◆ **Information shown**:
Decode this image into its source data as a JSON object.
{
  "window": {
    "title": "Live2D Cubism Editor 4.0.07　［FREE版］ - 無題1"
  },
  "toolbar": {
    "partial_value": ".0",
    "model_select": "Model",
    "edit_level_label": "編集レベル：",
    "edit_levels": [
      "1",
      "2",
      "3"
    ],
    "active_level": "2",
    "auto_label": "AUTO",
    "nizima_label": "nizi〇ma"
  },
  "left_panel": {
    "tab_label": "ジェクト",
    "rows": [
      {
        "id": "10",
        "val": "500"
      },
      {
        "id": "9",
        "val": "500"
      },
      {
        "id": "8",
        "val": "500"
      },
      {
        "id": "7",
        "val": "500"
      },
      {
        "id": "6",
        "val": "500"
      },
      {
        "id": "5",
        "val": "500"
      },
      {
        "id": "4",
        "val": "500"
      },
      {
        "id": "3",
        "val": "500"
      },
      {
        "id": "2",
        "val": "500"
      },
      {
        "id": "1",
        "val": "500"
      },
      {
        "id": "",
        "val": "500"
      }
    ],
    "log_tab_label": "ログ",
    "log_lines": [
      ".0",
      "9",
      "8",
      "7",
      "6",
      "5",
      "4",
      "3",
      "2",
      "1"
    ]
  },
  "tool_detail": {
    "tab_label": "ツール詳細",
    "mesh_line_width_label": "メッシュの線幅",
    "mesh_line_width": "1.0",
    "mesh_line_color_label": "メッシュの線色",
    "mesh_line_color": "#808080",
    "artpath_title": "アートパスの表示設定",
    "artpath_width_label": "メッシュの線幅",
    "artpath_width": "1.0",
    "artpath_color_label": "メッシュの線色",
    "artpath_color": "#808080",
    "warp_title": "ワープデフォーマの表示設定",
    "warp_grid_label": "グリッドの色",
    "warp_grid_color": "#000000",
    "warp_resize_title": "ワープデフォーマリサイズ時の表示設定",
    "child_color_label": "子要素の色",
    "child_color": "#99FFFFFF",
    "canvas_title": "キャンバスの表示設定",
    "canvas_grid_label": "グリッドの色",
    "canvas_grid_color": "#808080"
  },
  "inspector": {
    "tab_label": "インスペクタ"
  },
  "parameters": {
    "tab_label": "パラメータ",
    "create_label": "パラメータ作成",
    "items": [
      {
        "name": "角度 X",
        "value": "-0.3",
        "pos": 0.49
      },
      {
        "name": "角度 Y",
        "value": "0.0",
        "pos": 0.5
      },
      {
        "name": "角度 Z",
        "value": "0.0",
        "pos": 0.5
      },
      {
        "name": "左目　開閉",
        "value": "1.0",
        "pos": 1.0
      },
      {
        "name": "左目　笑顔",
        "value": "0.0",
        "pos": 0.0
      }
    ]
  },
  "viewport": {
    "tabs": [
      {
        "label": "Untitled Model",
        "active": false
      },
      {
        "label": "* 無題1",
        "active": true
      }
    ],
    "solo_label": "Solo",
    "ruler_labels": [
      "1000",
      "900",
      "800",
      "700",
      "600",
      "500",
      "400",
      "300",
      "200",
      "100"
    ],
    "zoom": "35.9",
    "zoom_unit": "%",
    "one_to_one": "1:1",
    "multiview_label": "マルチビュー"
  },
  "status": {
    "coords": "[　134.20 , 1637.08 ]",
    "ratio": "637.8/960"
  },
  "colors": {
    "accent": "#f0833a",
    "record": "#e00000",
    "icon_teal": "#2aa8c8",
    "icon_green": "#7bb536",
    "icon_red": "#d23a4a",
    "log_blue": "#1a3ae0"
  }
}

◆ **Task description**: Restate every record exactly, leaving nothing out.

◆ **Output of the exercise**:
Decode this image into its source data as a JSON object.
{
  "window": {
    "title": "Live2D Cubism Editor 4.0.07　［FREE版］ - 無題1"
  },
  "toolbar": {
    "partial_value": ".0",
    "model_select": "Model",
    "edit_level_label": "編集レベル：",
    "edit_levels": [
      "1",
      "2",
      "3"
    ],
    "active_level": "2",
    "auto_label": "AUTO",
    "nizima_label": "nizi〇ma"
  },
  "left_panel": {
    "tab_label": "ジェクト",
    "rows": [
      {
        "id": "10",
        "val": "500"
      },
      {
        "id": "9",
        "val": "500"
      },
      {
        "id": "8",
        "val": "500"
      },
      {
        "id": "7",
        "val": "500"
      },
      {
        "id": "6",
        "val": "500"
      },
      {
        "id": "5",
        "val": "500"
      },
      {
        "id": "4",
        "val": "500"
      },
      {
        "id": "3",
        "val": "500"
      },
      {
        "id": "2",
        "val": "500"
      },
      {
        "id": "1",
        "val": "500"
      },
      {
        "id": "",
        "val": "500"
      }
    ],
    "log_tab_label": "ログ",
    "log_lines": [
      ".0",
      "9",
      "8",
      "7",
      "6",
      "5",
      "4",
      "3",
      "2",
      "1"
    ]
  },
  "tool_detail": {
    "tab_label": "ツール詳細",
    "mesh_line_width_label": "メッシュの線幅",
    "mesh_line_width": "1.0",
    "mesh_line_color_label": "メッシュの線色",
    "mesh_line_color": "#808080",
    "artpath_title": "アートパスの表示設定",
    "artpath_width_label": "メッシュの線幅",
    "artpath_width": "1.0",
    "artpath_color_label": "メッシュの線色",
    "artpath_color": "#808080",
    "warp_title": "ワープデフォーマの表示設定",
    "warp_grid_label": "グリッドの色",
    "warp_grid_color": "#000000",
    "warp_resize_title": "ワープデフォーマリサイズ時の表示設定",
    "child_color_label": "子要素の色",
    "child_color": "#99FFFFFF",
    "canvas_title": "キャンバスの表示設定",
    "canvas_grid_label": "グリッドの色",
    "canvas_grid_color": "#808080"
  },
  "inspector": {
    "tab_label": "インスペクタ"
  },
  "parameters": {
    "tab_label": "パラメータ",
    "create_label": "パラメータ作成",
    "items": [
      {
        "name": "角度 X",
        "value": "-0.3",
        "pos": 0.49
      },
      {
        "name": "角度 Y",
        "value": "0.0",
        "pos": 0.5
      },
      {
        "name": "角度 Z",
        "value": "0.0",
        "pos": 0.5
      },
      {
        "name": "左目　開閉",
        "value": "1.0",
        "pos": 1.0
      },
      {
        "name": "左目　笑顔",
        "value": "0.0",
        "pos": 0.0
      }
    ]
  },
  "viewport": {
    "tabs": [
      {
        "label": "Untitled Model",
        "active": false
      },
      {
        "label": "* 無題1",
        "active": true
      }
    ],
    "solo_label": "Solo",
    "ruler_labels": [
      "1000",
      "900",
      "800",
      "700",
      "600",
      "500",
      "400",
      "300",
      "200",
      "100"
    ],
    "zoom": "35.9",
    "zoom_unit": "%",
    "one_to_one": "1:1",
    "multiview_label": "マルチビュー"
  },
  "status": {
    "coords": "[　134.20 , 1637.08 ]",
    "ratio": "637.8/960"
  },
  "colors": {
    "accent": "#f0833a",
    "record": "#e00000",
    "icon_teal": "#2aa8c8",
    "icon_green": "#7bb536",
    "icon_red": "#d23a4a",
    "log_blue": "#1a3ae0"
  }
}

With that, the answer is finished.